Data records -
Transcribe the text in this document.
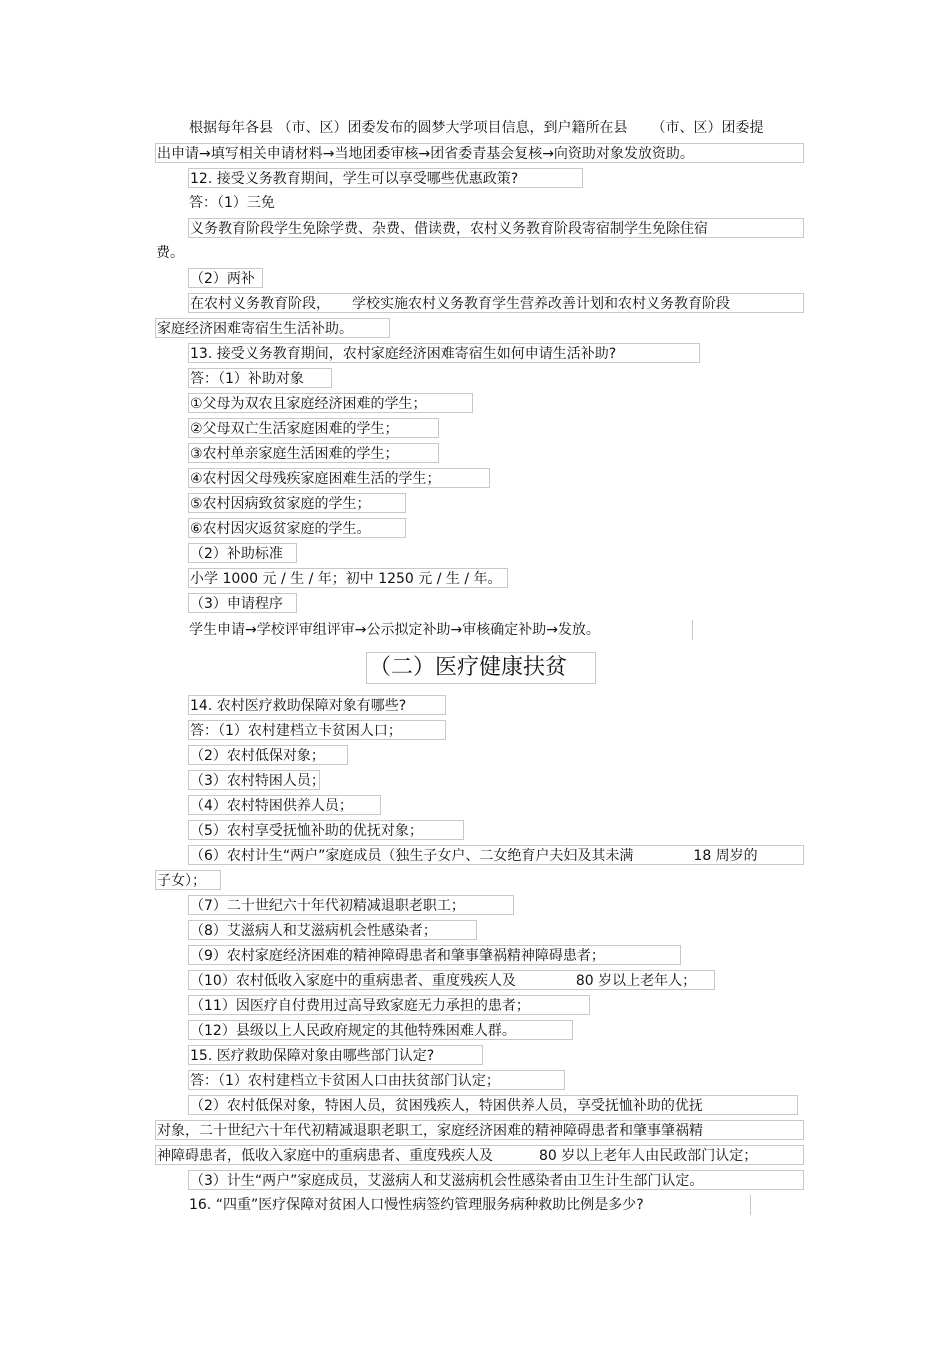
根据每年各县 （市、区）团委发布的圆梦大学项目信息，到户籍所在县 （市、区）团委提
出申请→填写相关申请材料→当地团委审核→团省委青基会复核→向资助对象发放资助。
12. 接受义务教育期间，学生可以享受哪些优惠政策?
答：（1）三免
义务教育阶段学生免除学费、杂费、借读费，农村义务教育阶段寄宿制学生免除住宿
费。
（2）两补
在农村义务教育阶段， 学校实施农村义务教育学生营养改善计划和农村义务教育阶段
家庭经济困难寄宿生生活补助。
13. 接受义务教育期间，农村家庭经济困难寄宿生如何申请生活补助?
答：（1）补助对象
①父母为双农且家庭经济困难的学生；
②父母双亡生活家庭困难的学生；
③农村单亲家庭生活困难的学生；
④农村因父母残疾家庭困难生活的学生；
⑤农村因病致贫家庭的学生；
⑥农村因灾返贫家庭的学生。
（2）补助标准
小学 1000 元 / 生 / 年；初中 1250 元 / 生 / 年。
（3）申请程序
学生申请→学校评审组评审→公示拟定补助→审核确定补助→发放。
（二）医疗健康扶贫
14. 农村医疗救助保障对象有哪些?
答：（1）农村建档立卡贫困人口；
（2）农村低保对象；
（3）农村特困人员；
（4）农村特困供养人员；
（5）农村享受抚恤补助的优抚对象；
（6）农村计生“两户”家庭成员（独生子女户、二女绝育户夫妇及其未满	18 周岁的
子女）；
（7）二十世纪六十年代初精减退职老职工；
（8）艾滋病人和艾滋病机会性感染者；
（9）农村家庭经济困难的精神障碍患者和肇事肇祸精神障碍患者；
（10）农村低收入家庭中的重病患者、重度残疾人及	80 岁以上老年人；
（11）因医疗自付费用过高导致家庭无力承担的患者；
（12）县级以上人民政府规定的其他特殊困难人群。
15. 医疗救助保障对象由哪些部门认定?
答：（1）农村建档立卡贫困人口由扶贫部门认定；
（2）农村低保对象，特困人员，贫困残疾人，特困供养人员，享受抚恤补助的优抚
对象，二十世纪六十年代初精减退职老职工，家庭经济困难的精神障碍患者和肇事肇祸精
神障碍患者，低收入家庭中的重病患者、重度残疾人及	80 岁以上老年人由民政部门认定；
（3）计生“两户”家庭成员，艾滋病人和艾滋病机会性感染者由卫生计生部门认定。
16. “四重”医疗保障对贫困人口慢性病签约管理服务病种救助比例是多少?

Given request - Without including any picture, retype the entries exactly.

Answer to the exercise -
Transcribe the text in this document.
根据每年各县 （市、区）团委发布的圆梦大学项目信息，到户籍所在县 （市、区）团委提
出申请→填写相关申请材料→当地团委审核→团省委青基会复核→向资助对象发放资助。
12. 接受义务教育期间，学生可以享受哪些优惠政策?
答：（1）三免
义务教育阶段学生免除学费、杂费、借读费，农村义务教育阶段寄宿制学生免除住宿
费。
（2）两补
在农村义务教育阶段， 学校实施农村义务教育学生营养改善计划和农村义务教育阶段
家庭经济困难寄宿生生活补助。
13. 接受义务教育期间，农村家庭经济困难寄宿生如何申请生活补助?
答：（1）补助对象
①父母为双农且家庭经济困难的学生；
②父母双亡生活家庭困难的学生；
③农村单亲家庭生活困难的学生；
④农村因父母残疾家庭困难生活的学生；
⑤农村因病致贫家庭的学生；
⑥农村因灾返贫家庭的学生。
（2）补助标准
小学 1000 元 / 生 / 年；初中 1250 元 / 生 / 年。
（3）申请程序
学生申请→学校评审组评审→公示拟定补助→审核确定补助→发放。
（二）医疗健康扶贫
14. 农村医疗救助保障对象有哪些?
答：（1）农村建档立卡贫困人口；
（2）农村低保对象；
（3）农村特困人员；
（4）农村特困供养人员；
（5）农村享受抚恤补助的优抚对象；
（6）农村计生“两户”家庭成员（独生子女户、二女绝育户夫妇及其未满	18 周岁的
子女）；
（7）二十世纪六十年代初精减退职老职工；
（8）艾滋病人和艾滋病机会性感染者；
（9）农村家庭经济困难的精神障碍患者和肇事肇祸精神障碍患者；
（10）农村低收入家庭中的重病患者、重度残疾人及	80 岁以上老年人；
（11）因医疗自付费用过高导致家庭无力承担的患者；
（12）县级以上人民政府规定的其他特殊困难人群。
15. 医疗救助保障对象由哪些部门认定?
答：（1）农村建档立卡贫困人口由扶贫部门认定；
（2）农村低保对象，特困人员，贫困残疾人，特困供养人员，享受抚恤补助的优抚
对象，二十世纪六十年代初精减退职老职工，家庭经济困难的精神障碍患者和肇事肇祸精
神障碍患者，低收入家庭中的重病患者、重度残疾人及	80 岁以上老年人由民政部门认定；
（3）计生“两户”家庭成员，艾滋病人和艾滋病机会性感染者由卫生计生部门认定。
16. “四重”医疗保障对贫困人口慢性病签约管理服务病种救助比例是多少?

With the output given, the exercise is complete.